TASK DIRECTIONS | Tally the lines that include "información". Output the number only.

PROVIDED MATERIAL |
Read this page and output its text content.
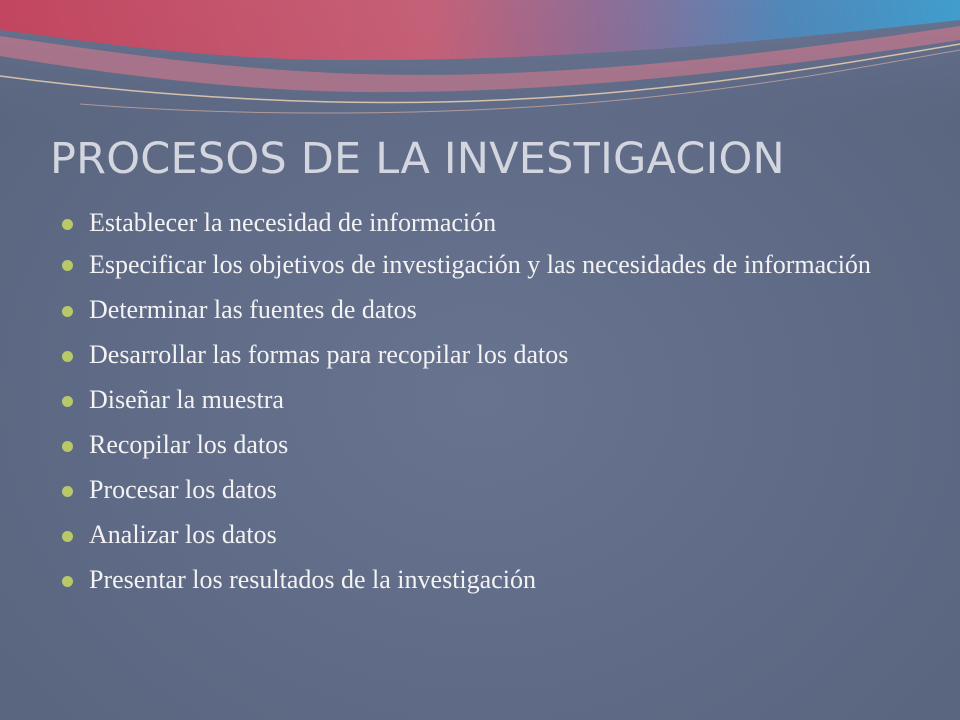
PROCESOS DE LA INVESTIGACION
Establecer la necesidad de información
Especificar los objetivos de investigación y las necesidades de información
Determinar las fuentes de datos
Desarrollar las formas para recopilar los datos
Diseñar la muestra
Recopilar los datos
Procesar los datos
Analizar los datos
Presentar los resultados de la investigación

TASK RESPONSE | 2